-- Start --

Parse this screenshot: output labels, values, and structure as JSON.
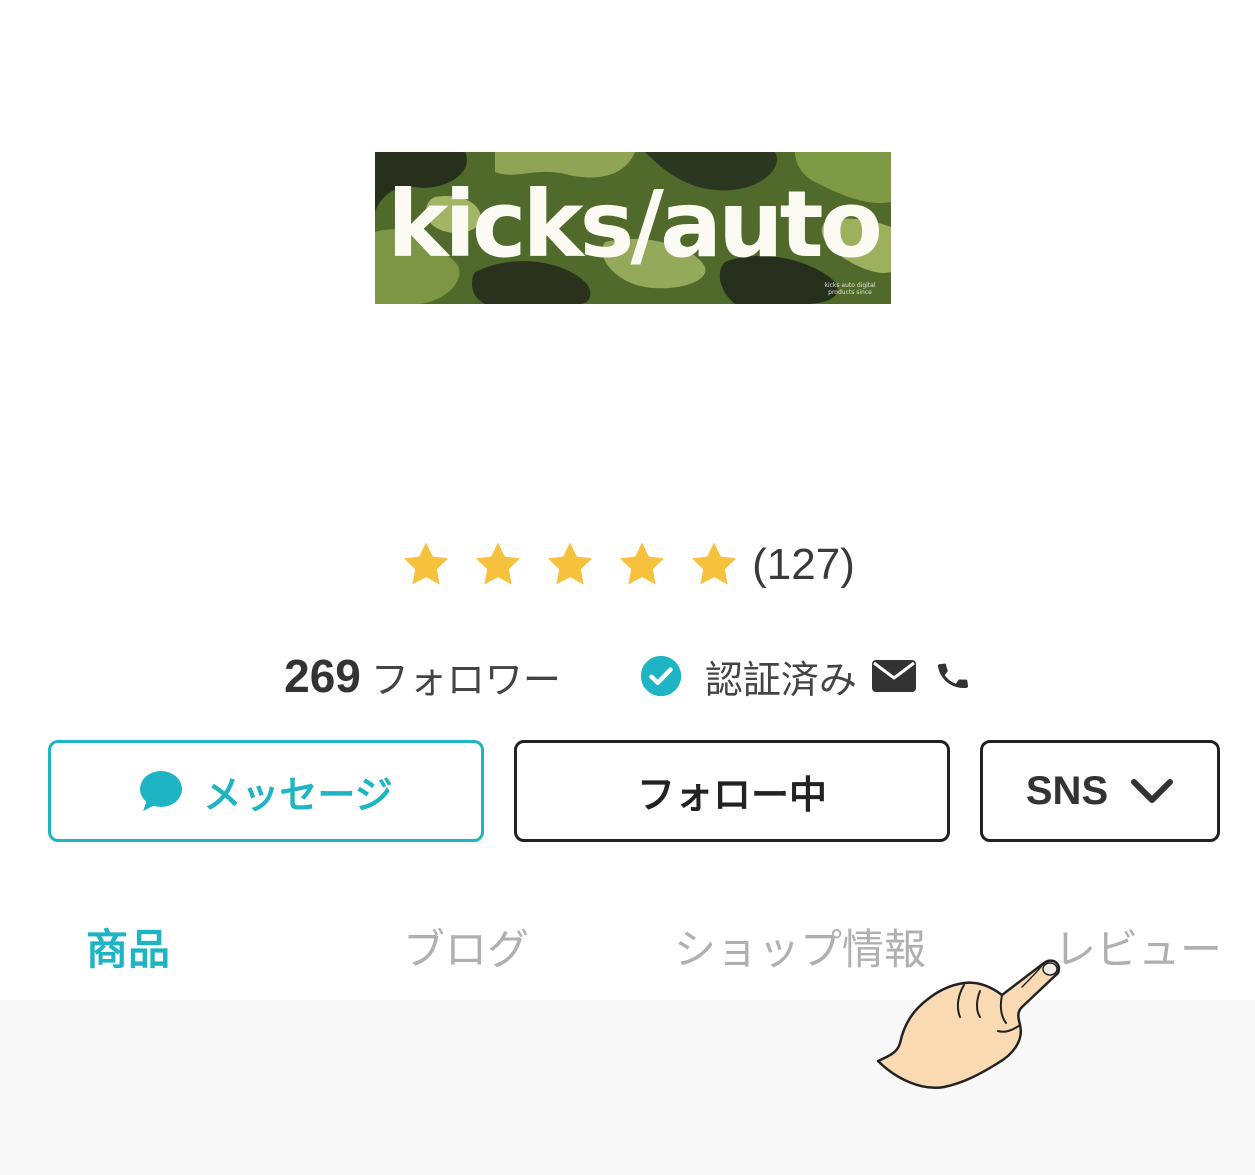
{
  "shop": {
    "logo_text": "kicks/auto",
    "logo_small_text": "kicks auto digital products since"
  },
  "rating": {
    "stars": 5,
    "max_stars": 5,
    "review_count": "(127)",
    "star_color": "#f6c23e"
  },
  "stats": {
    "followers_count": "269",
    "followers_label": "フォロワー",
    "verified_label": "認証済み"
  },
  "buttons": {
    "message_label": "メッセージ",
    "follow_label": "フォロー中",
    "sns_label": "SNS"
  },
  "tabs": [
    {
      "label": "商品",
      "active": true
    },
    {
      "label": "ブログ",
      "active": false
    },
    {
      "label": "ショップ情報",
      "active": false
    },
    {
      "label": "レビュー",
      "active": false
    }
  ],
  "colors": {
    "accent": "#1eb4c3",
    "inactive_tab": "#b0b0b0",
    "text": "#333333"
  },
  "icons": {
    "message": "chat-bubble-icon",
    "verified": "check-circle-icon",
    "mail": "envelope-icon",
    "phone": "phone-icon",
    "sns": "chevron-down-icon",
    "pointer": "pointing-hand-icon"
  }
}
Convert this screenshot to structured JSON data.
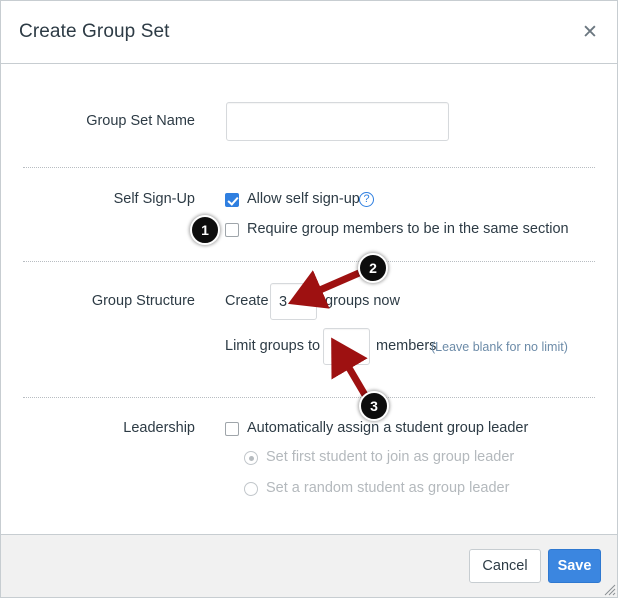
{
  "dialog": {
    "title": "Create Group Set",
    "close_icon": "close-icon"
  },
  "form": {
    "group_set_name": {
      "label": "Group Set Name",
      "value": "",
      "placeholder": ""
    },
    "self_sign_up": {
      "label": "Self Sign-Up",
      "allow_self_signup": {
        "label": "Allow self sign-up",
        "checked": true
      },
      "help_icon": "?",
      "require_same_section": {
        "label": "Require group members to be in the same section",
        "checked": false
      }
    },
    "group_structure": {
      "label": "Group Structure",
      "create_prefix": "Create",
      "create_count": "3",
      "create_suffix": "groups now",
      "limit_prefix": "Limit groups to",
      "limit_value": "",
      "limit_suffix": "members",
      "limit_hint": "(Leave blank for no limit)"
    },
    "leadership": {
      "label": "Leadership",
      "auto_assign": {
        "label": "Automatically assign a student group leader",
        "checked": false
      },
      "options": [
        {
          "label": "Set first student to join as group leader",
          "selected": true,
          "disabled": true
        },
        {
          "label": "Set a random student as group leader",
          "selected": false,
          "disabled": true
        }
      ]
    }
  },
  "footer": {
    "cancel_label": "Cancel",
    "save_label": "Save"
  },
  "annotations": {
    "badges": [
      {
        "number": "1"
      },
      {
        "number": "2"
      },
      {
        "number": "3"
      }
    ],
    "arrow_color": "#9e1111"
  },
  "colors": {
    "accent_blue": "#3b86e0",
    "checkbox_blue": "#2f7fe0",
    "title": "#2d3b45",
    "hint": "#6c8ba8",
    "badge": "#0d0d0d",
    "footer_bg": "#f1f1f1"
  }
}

-- End --

▶ Your goal
Restate the whole listing above exactly, except for its images.

▶ Task response
Parse this screenshot: output labels, values, and structure as JSON.
{
  "shop": {
    "logo_text": "kicks/auto",
    "logo_small_text": "kicks auto digital products since"
  },
  "rating": {
    "stars": 5,
    "max_stars": 5,
    "review_count": "(127)",
    "star_color": "#f6c23e"
  },
  "stats": {
    "followers_count": "269",
    "followers_label": "フォロワー",
    "verified_label": "認証済み"
  },
  "buttons": {
    "message_label": "メッセージ",
    "follow_label": "フォロー中",
    "sns_label": "SNS"
  },
  "tabs": [
    {
      "label": "商品",
      "active": true
    },
    {
      "label": "ブログ",
      "active": false
    },
    {
      "label": "ショップ情報",
      "active": false
    },
    {
      "label": "レビュー",
      "active": false
    }
  ],
  "colors": {
    "accent": "#1eb4c3",
    "inactive_tab": "#b0b0b0",
    "text": "#333333"
  },
  "icons": {
    "message": "chat-bubble-icon",
    "verified": "check-circle-icon",
    "mail": "envelope-icon",
    "phone": "phone-icon",
    "sns": "chevron-down-icon",
    "pointer": "pointing-hand-icon"
  }
}
Convert this screenshot to structured JSON data.
{
  "dialog": {
    "title": "Create Group Set",
    "close_icon": "close-icon"
  },
  "form": {
    "group_set_name": {
      "label": "Group Set Name",
      "value": "",
      "placeholder": ""
    },
    "self_sign_up": {
      "label": "Self Sign-Up",
      "allow_self_signup": {
        "label": "Allow self sign-up",
        "checked": true
      },
      "help_icon": "?",
      "require_same_section": {
        "label": "Require group members to be in the same section",
        "checked": false
      }
    },
    "group_structure": {
      "label": "Group Structure",
      "create_prefix": "Create",
      "create_count": "3",
      "create_suffix": "groups now",
      "limit_prefix": "Limit groups to",
      "limit_value": "",
      "limit_suffix": "members",
      "limit_hint": "(Leave blank for no limit)"
    },
    "leadership": {
      "label": "Leadership",
      "auto_assign": {
        "label": "Automatically assign a student group leader",
        "checked": false
      },
      "options": [
        {
          "label": "Set first student to join as group leader",
          "selected": true,
          "disabled": true
        },
        {
          "label": "Set a random student as group leader",
          "selected": false,
          "disabled": true
        }
      ]
    }
  },
  "footer": {
    "cancel_label": "Cancel",
    "save_label": "Save"
  },
  "annotations": {
    "badges": [
      {
        "number": "1"
      },
      {
        "number": "2"
      },
      {
        "number": "3"
      }
    ],
    "arrow_color": "#9e1111"
  },
  "colors": {
    "accent_blue": "#3b86e0",
    "checkbox_blue": "#2f7fe0",
    "title": "#2d3b45",
    "hint": "#6c8ba8",
    "badge": "#0d0d0d",
    "footer_bg": "#f1f1f1"
  }
}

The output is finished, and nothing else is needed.